▶ [Prompt]: Repeat each entry as written and leave the images out of the copy.

▶ [Data to use]:
<<<<
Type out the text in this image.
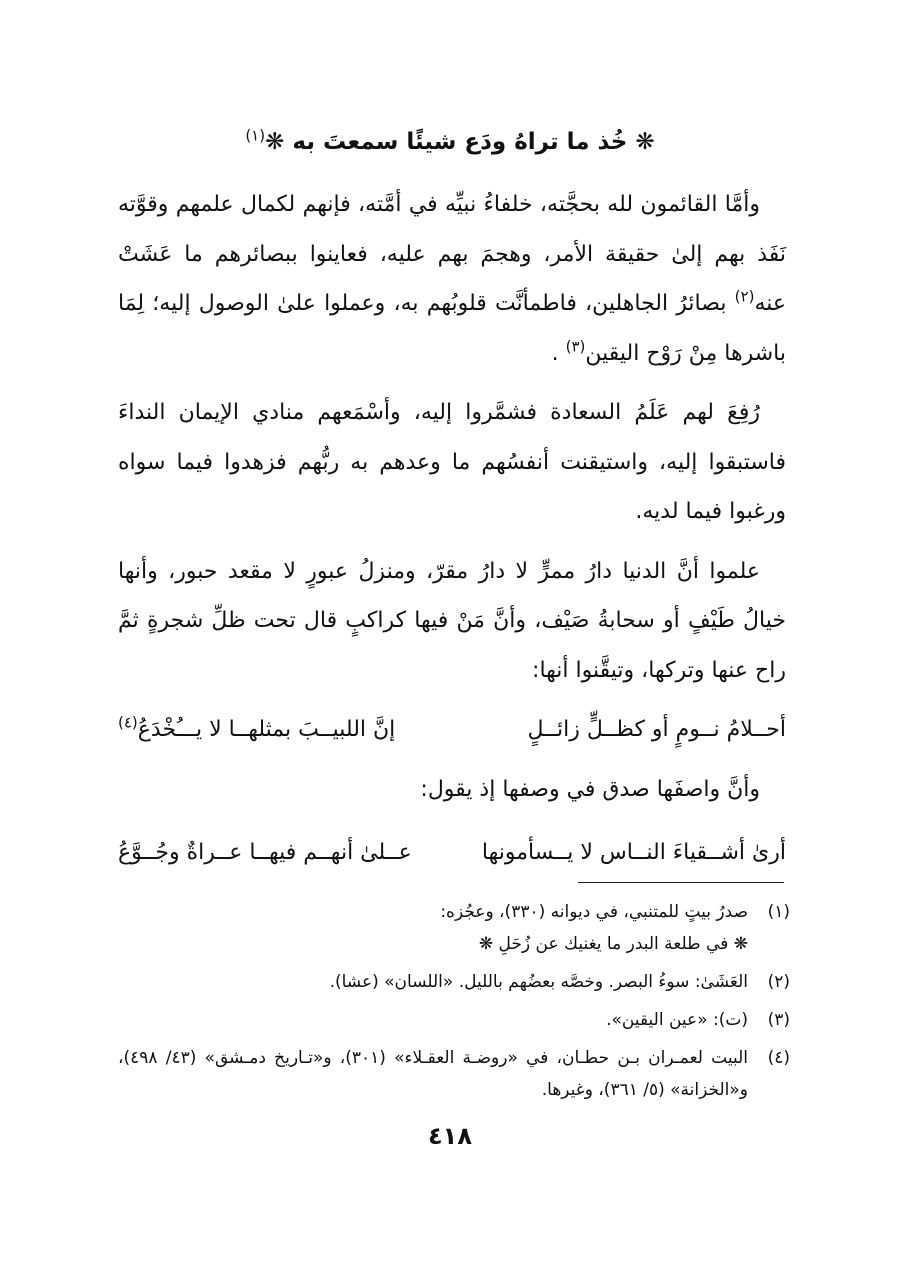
❋ خُذ ما تراهُ ودَع شيئًا سمعتَ به ❋$^{(١)}$

وأمَّا القائمون لله بحجَّته، خلفاءُ نبيِّه في أمَّته، فإنهم لكمال علمهم وقوَّته نَفَذ بهم إلىٰ حقيقة الأمر، وهجمَ بهم عليه، فعاينوا ببصائرهم ما عَشَتْ عنه$^{(٢)}$ بصائرُ الجاهلين، فاطمأنَّت قلوبُهم به، وعملوا علىٰ الوصول إليه؛ لِمَا باشرها مِنْ رَوْح اليقين$^{(٣)}$ .

رُفِعَ لهم عَلَمُ السعادة فشمَّروا إليه، وأسْمَعهم منادي الإيمان النداءَ فاستبقوا إليه، واستيقنت أنفسُهم ما وعدهم به ربُّهم فزهدوا فيما سواه ورغبوا فيما لديه.

علموا أنَّ الدنيا دارُ ممرٍّ لا دارُ مقرّ، ومنزلُ عبورٍ لا مقعد حبور، وأنها خيالُ طَيْفٍ أو سحابةُ صَيْف، وأنَّ مَنْ فيها كراكبٍ قال تحت ظلِّ شجرةٍ ثمَّ راح عنها وتركها، وتيقَّنوا أنها:

أحــلامُ نــومٍ أو كظــلٍّ زائــلٍ
إنَّ اللبيــبَ بمثلهــا لا يـــُخْدَعُ$^{(٤)}$

وأنَّ واصفَها صدق في وصفها إذ يقول:

أرىٰ أشــقياءَ النــاس لا يــسأمونها
عــلىٰ أنهــم فيهــا عــراةٌ وجُــوَّعُ
(١)
صدرُ بيتٍ للمتنبي، في ديوانه (٣٣٠)، وعجُزه:
❋ في طلعة البدر ما يغنيك عن زُحَلِ ❋
(٢)
العَشَىٰ: سوءُ البصر. وخصَّه بعضُهم بالليل. «اللسان» (عشا).
(٣)
(ت): «عين اليقين».
(٤)
البيت لعمـران بـن حطـان، في «روضـة العقـلاء» (٣٠١)، و«تـاريخ دمـشق» (٤٣/ ٤٩٨)، و«الخزانة» (٥/ ٣٦١)، وغيرها.
٤١٨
>>>>
▶ [Result of this task]:
Type out the text in this image.
❋ خُذ ما تراهُ ودَع شيئًا سمعتَ به ❋$^{(١)}$

وأمَّا القائمون لله بحجَّته، خلفاءُ نبيِّه في أمَّته، فإنهم لكمال علمهم وقوَّته نَفَذ بهم إلىٰ حقيقة الأمر، وهجمَ بهم عليه، فعاينوا ببصائرهم ما عَشَتْ عنه$^{(٢)}$ بصائرُ الجاهلين، فاطمأنَّت قلوبُهم به، وعملوا علىٰ الوصول إليه؛ لِمَا باشرها مِنْ رَوْح اليقين$^{(٣)}$ .

رُفِعَ لهم عَلَمُ السعادة فشمَّروا إليه، وأسْمَعهم منادي الإيمان النداءَ فاستبقوا إليه، واستيقنت أنفسُهم ما وعدهم به ربُّهم فزهدوا فيما سواه ورغبوا فيما لديه.

علموا أنَّ الدنيا دارُ ممرٍّ لا دارُ مقرّ، ومنزلُ عبورٍ لا مقعد حبور، وأنها خيالُ طَيْفٍ أو سحابةُ صَيْف، وأنَّ مَنْ فيها كراكبٍ قال تحت ظلِّ شجرةٍ ثمَّ راح عنها وتركها، وتيقَّنوا أنها:

أحــلامُ نــومٍ أو كظــلٍّ زائــلٍ
إنَّ اللبيــبَ بمثلهــا لا يـــُخْدَعُ$^{(٤)}$

وأنَّ واصفَها صدق في وصفها إذ يقول:

أرىٰ أشــقياءَ النــاس لا يــسأمونها
عــلىٰ أنهــم فيهــا عــراةٌ وجُــوَّعُ
(١)
صدرُ بيتٍ للمتنبي، في ديوانه (٣٣٠)، وعجُزه:
❋ في طلعة البدر ما يغنيك عن زُحَلِ ❋
(٢)
العَشَىٰ: سوءُ البصر. وخصَّه بعضُهم بالليل. «اللسان» (عشا).
(٣)
(ت): «عين اليقين».
(٤)
البيت لعمـران بـن حطـان، في «روضـة العقـلاء» (٣٠١)، و«تـاريخ دمـشق» (٤٣/ ٤٩٨)، و«الخزانة» (٥/ ٣٦١)، وغيرها.
٤١٨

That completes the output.